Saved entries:

● ● ● ● ● ● ●

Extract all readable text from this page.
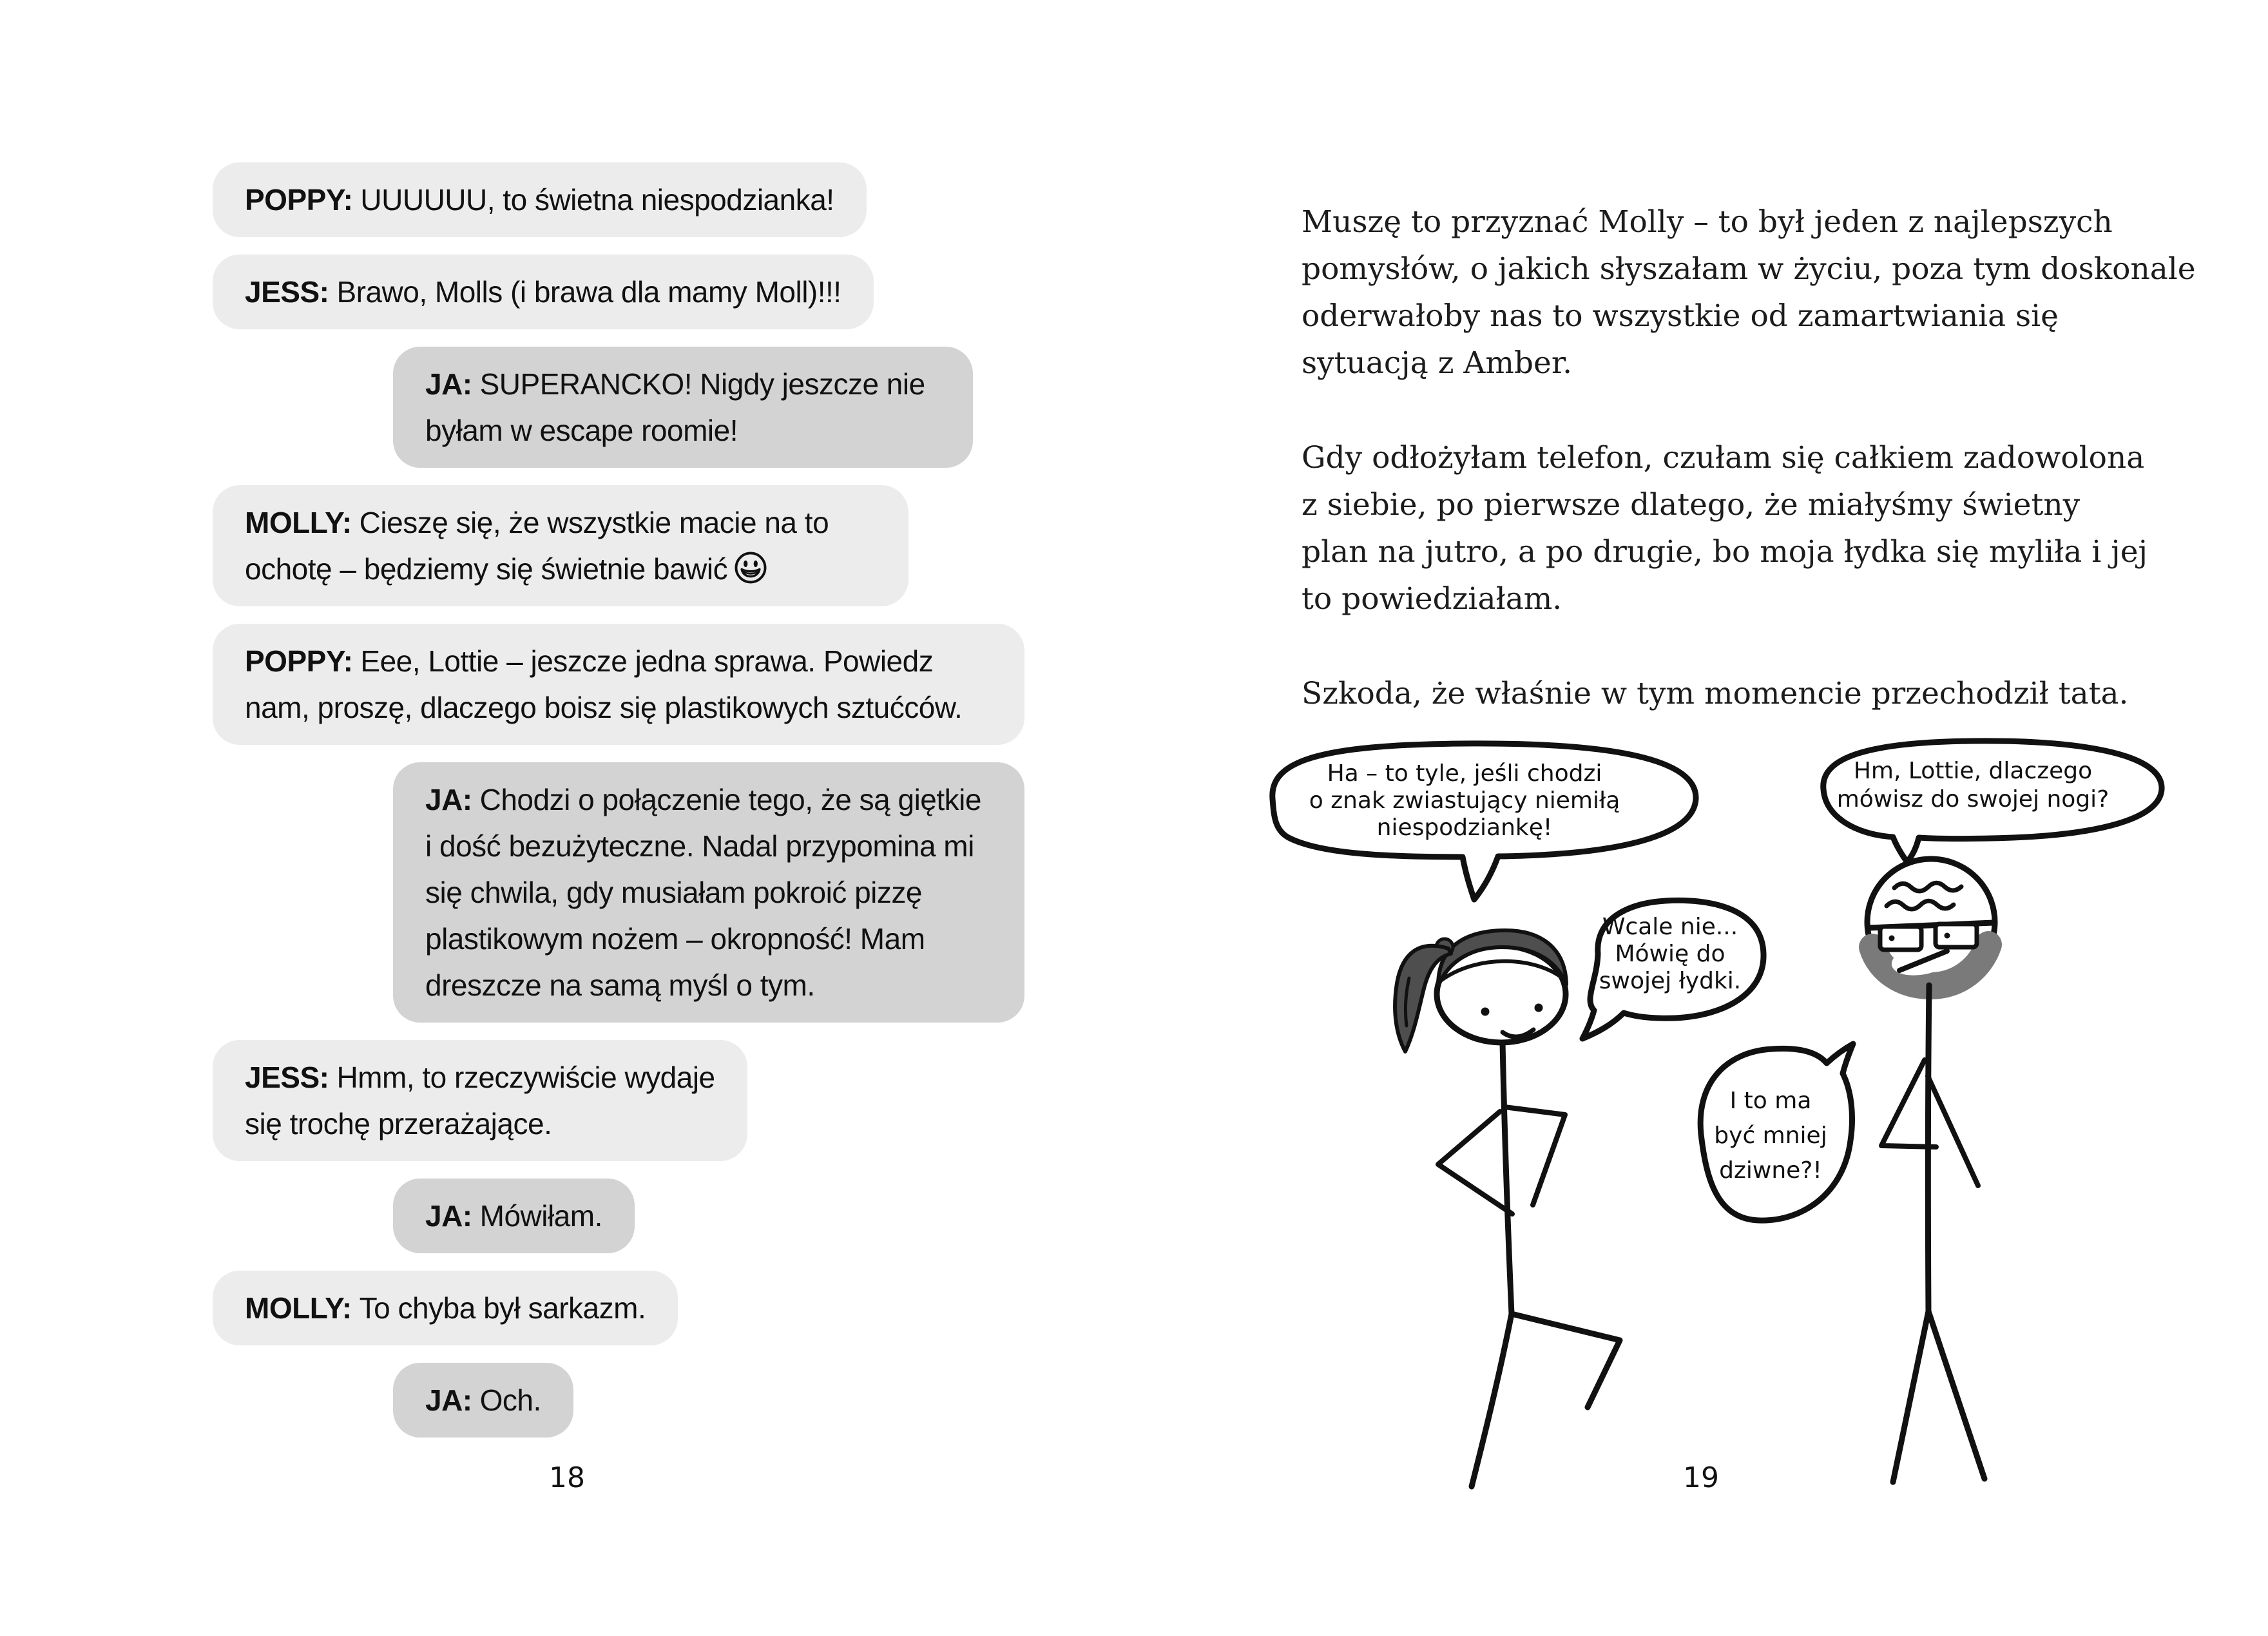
POPPY: UUUUUU, to świetna niespodzianka!
JESS: Brawo, Molls (i brawa dla mamy Moll)!!!
JA: SUPERANCKO! Nigdy jeszcze nie byłam w escape roomie!
MOLLY: Cieszę się, że wszystkie macie na to ochotę – będziemy się świetnie bawić
POPPY: Eee, Lottie – jeszcze jedna sprawa. Powiedz nam, proszę, dlaczego boisz się plastikowych sztućców.
JA: Chodzi o połączenie tego, że są giętkie i dość bezużyteczne. Nadal przypomina mi się chwila, gdy musiałam pokroić pizzę plastikowym nożem – okropność! Mam dreszcze na samą myśl o tym.
JESS: Hmm, to rzeczywiście wydaje się trochę przerażające.
JA: Mówiłam.
MOLLY: To chyba był sarkazm.
JA: Och.
18
Muszę to przyznać Molly – to był jeden z najlepszych
pomysłów, o jakich słyszałam w życiu, poza tym doskonale
oderwałoby nas to wszystkie od zamartwiania się
sytuacją z Amber.
Gdy odłożyłam telefon, czułam się całkiem zadowolona
z siebie, po pierwsze dlatego, że miałyśmy świetny
plan na jutro, a po drugie, bo moja łydka się myliła i jej
to powiedziałam.
Szkoda, że właśnie w tym momencie przechodził tata.
Ha – to tyle, jeśli chodzi
o znak zwiastujący niemiłą
niespodziankę!
Hm, Lottie, dlaczego
mówisz do swojej nogi?
Wcale nie...
Mówię do
swojej łydki.
I to ma
być mniej
dziwne?!
19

● ● ● ● ● ● ●

→ SHORT EXERCISE
Copy out every line that includes the word "JESS".

→ ANSWER TO THE TASK
JESS: Brawo, Molls (i brawa dla mamy Moll)!!!
JESS: Hmm, to rzeczywiście wydaje się trochę przerażające.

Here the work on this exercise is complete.